··· DATA PROVIDED

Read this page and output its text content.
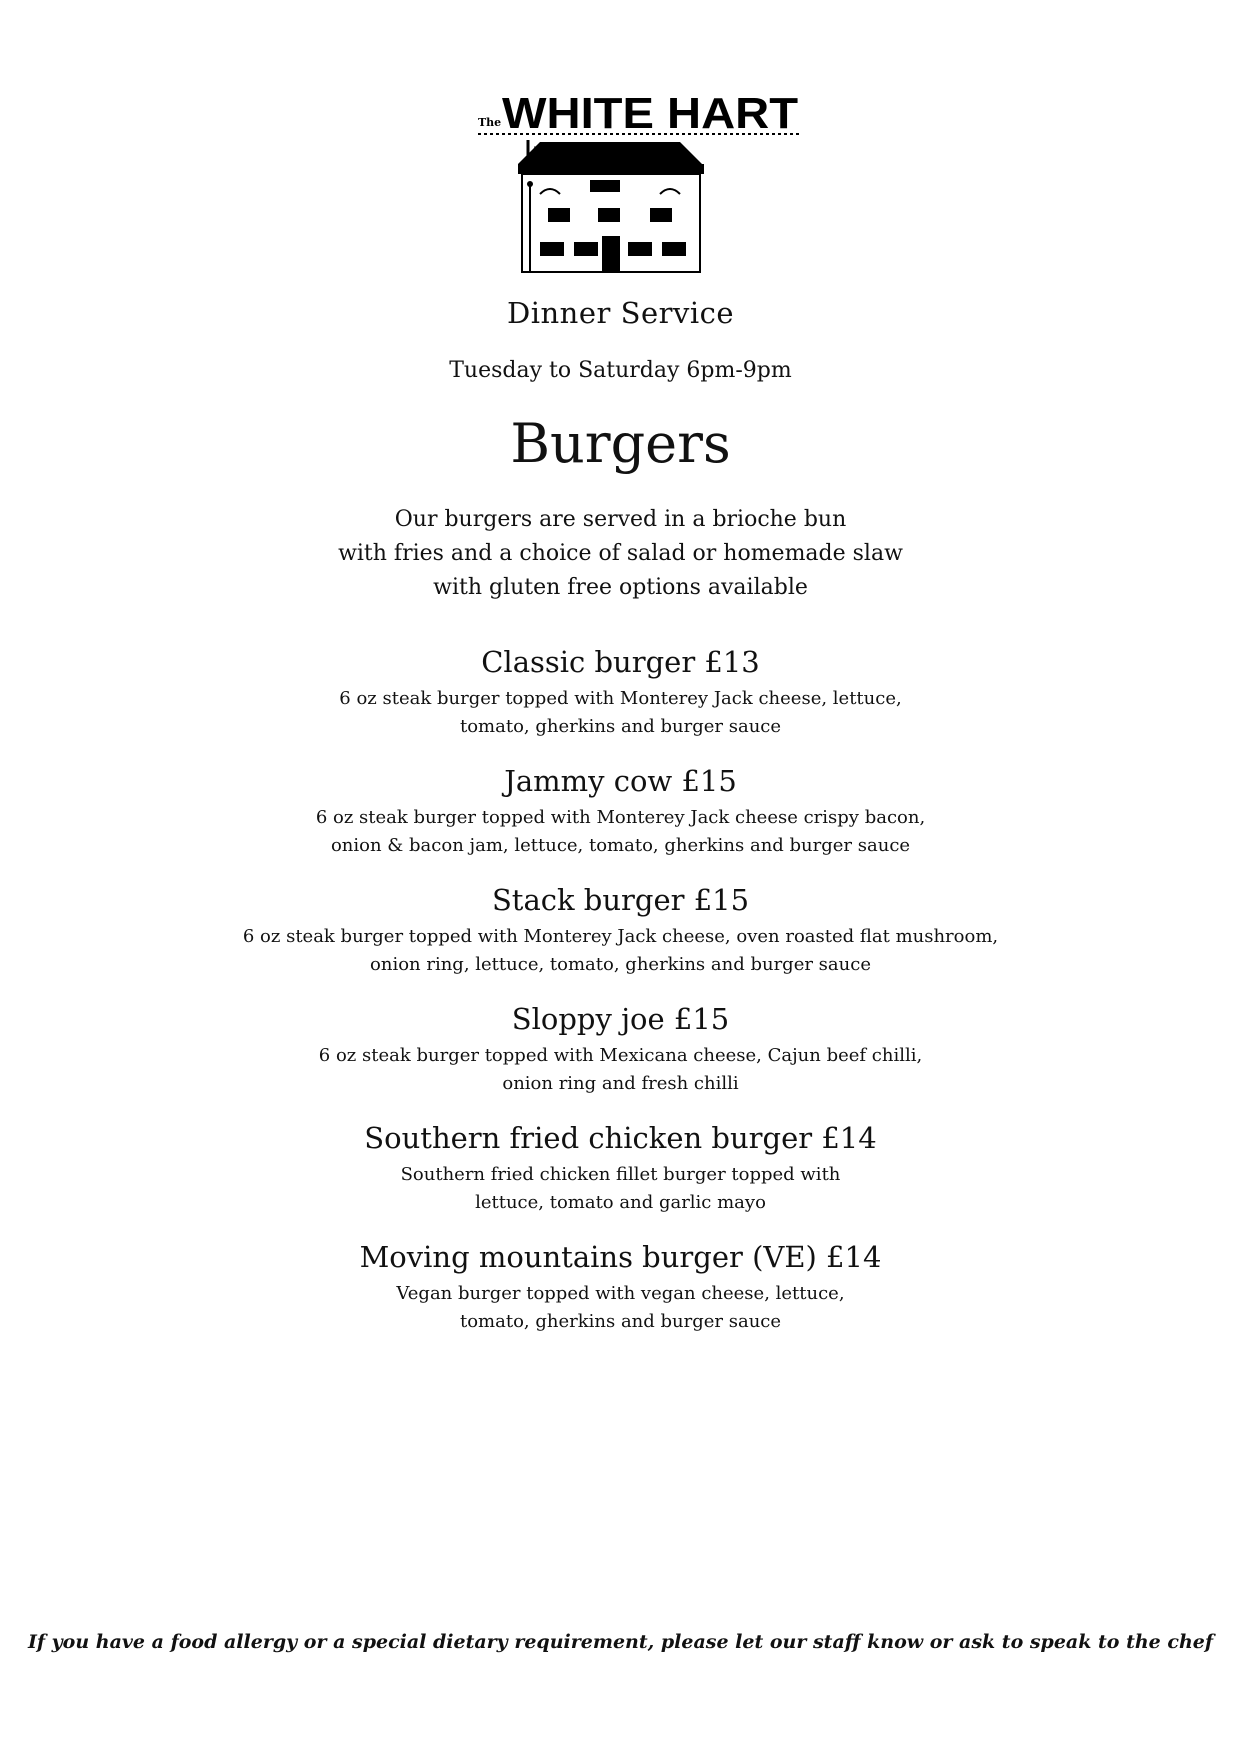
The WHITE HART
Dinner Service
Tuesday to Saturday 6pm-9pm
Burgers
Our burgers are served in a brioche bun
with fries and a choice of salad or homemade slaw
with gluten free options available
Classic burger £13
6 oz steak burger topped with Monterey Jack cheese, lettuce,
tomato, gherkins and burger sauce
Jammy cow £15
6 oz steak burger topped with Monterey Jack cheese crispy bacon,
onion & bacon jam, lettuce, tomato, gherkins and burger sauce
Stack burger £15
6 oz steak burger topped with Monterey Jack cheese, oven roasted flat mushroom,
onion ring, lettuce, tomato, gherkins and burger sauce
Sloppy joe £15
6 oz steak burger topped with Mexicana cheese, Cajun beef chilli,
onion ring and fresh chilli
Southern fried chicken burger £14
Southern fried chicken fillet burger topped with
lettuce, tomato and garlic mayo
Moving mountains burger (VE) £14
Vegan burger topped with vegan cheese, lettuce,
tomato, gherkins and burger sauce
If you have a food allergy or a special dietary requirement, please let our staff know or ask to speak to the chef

······

EXERCISE: Check each line of the records above for the word "steak", then give the number of lines that have it, with no other words.

WORKED SOLUTION: 4